>> Start Input rows

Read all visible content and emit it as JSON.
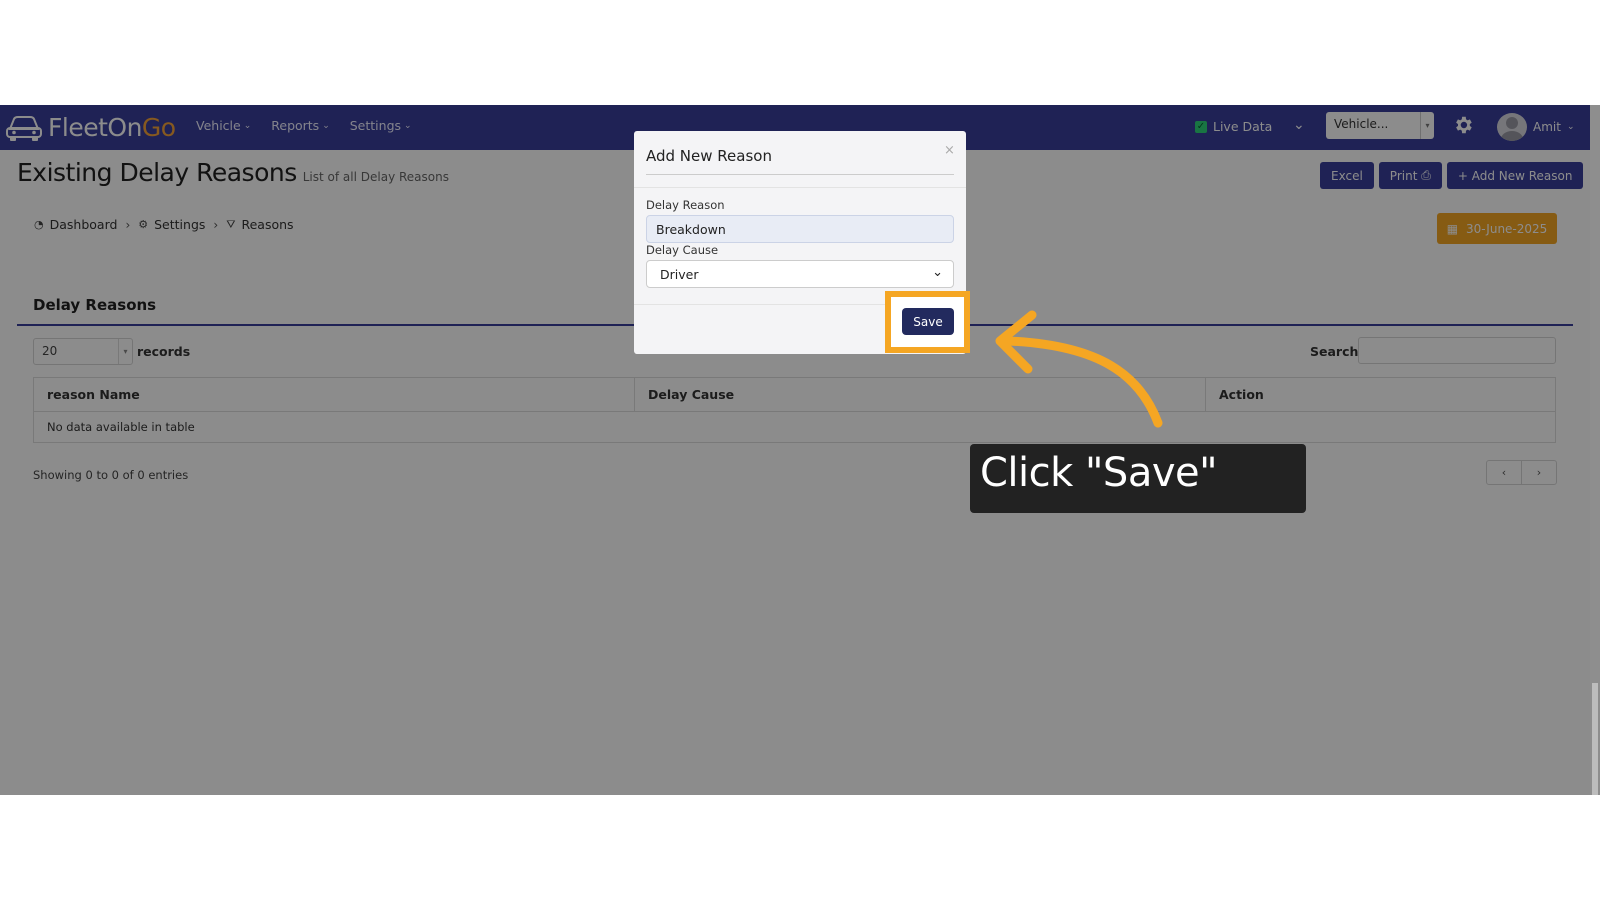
{
  "app": {
    "logo_main": "FleetOn",
    "logo_accent": "Go"
  },
  "nav": {
    "items": [
      {
        "label": "Vehicle"
      },
      {
        "label": "Reports"
      },
      {
        "label": "Settings"
      }
    ],
    "live_data_label": "Live Data",
    "vehicle_select_value": "Vehicle...",
    "user_name": "Amit"
  },
  "page": {
    "title": "Existing Delay Reasons",
    "subtitle": "List of all Delay Reasons",
    "buttons": {
      "excel": "Excel",
      "print": "Print",
      "add_new": "+ Add New Reason"
    },
    "breadcrumb": {
      "dashboard": "Dashboard",
      "settings": "Settings",
      "reasons": "Reasons"
    },
    "date": "30-June-2025"
  },
  "card": {
    "title": "Delay Reasons",
    "records_value": "20",
    "records_label": "records",
    "search_label": "Search:",
    "columns": [
      "reason Name",
      "Delay Cause",
      "Action"
    ],
    "empty_text": "No data available in table",
    "showing_text": "Showing 0 to 0 of 0 entries",
    "pager": {
      "prev": "‹",
      "next": "›"
    }
  },
  "modal": {
    "title": "Add New Reason",
    "close": "×",
    "delay_reason_label": "Delay Reason",
    "delay_reason_value": "Breakdown",
    "delay_cause_label": "Delay Cause",
    "delay_cause_value": "Driver",
    "save_label": "Save"
  },
  "callout": {
    "text": "Click \"Save\""
  },
  "colors": {
    "navbar": "#3a3f9c",
    "accent": "#f5a623",
    "save_button": "#222a5e"
  }
}
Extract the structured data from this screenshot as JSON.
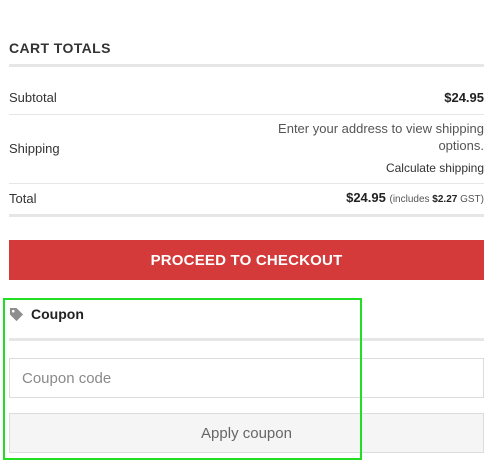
{
  "cart_totals": {
    "title": "CART TOTALS",
    "subtotal_label": "Subtotal",
    "subtotal_value": "$24.95",
    "shipping_label": "Shipping",
    "shipping_note": "Enter your address to view shipping options.",
    "calculate_shipping_link": "Calculate shipping",
    "total_label": "Total",
    "total_value": "$24.95",
    "tax_prefix": "(includes",
    "tax_value": "$2.27",
    "tax_suffix": "GST)"
  },
  "checkout": {
    "button_label": "PROCEED TO CHECKOUT",
    "button_color": "#d53a3a"
  },
  "coupon": {
    "heading": "Coupon",
    "heading_icon": "tag-icon",
    "input_placeholder": "Coupon code",
    "input_value": "",
    "apply_button_label": "Apply coupon",
    "highlight_color": "#22dd22"
  }
}
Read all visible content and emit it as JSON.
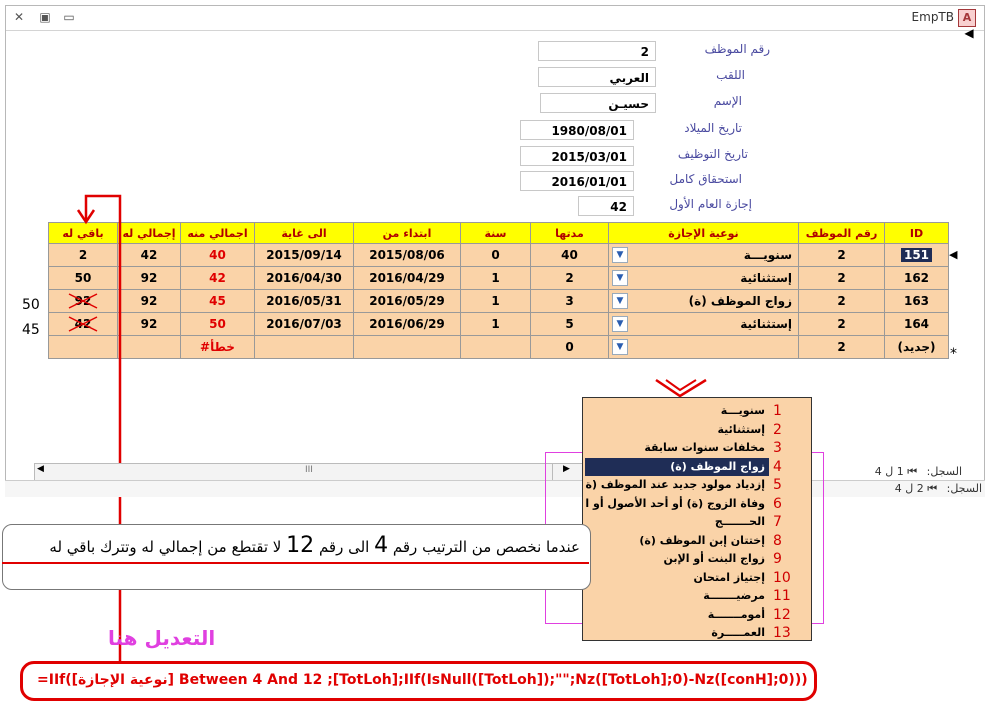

>> End Input rows

■ Your task:
Copy nothing outside the span: please output the lines from the one with "Extract the structured" through the end of the entries above, and skip the pictures.

■ Solution below:
Extract the structured data from this screenshot as JSON.
{
  "cart_totals": {
    "title": "CART TOTALS",
    "subtotal_label": "Subtotal",
    "subtotal_value": "$24.95",
    "shipping_label": "Shipping",
    "shipping_note": "Enter your address to view shipping options.",
    "calculate_shipping_link": "Calculate shipping",
    "total_label": "Total",
    "total_value": "$24.95",
    "tax_prefix": "(includes",
    "tax_value": "$2.27",
    "tax_suffix": "GST)"
  },
  "checkout": {
    "button_label": "PROCEED TO CHECKOUT",
    "button_color": "#d53a3a"
  },
  "coupon": {
    "heading": "Coupon",
    "heading_icon": "tag-icon",
    "input_placeholder": "Coupon code",
    "input_value": "",
    "apply_button_label": "Apply coupon",
    "highlight_color": "#22dd22"
  }
}
Read all visible content and emit it as JSON.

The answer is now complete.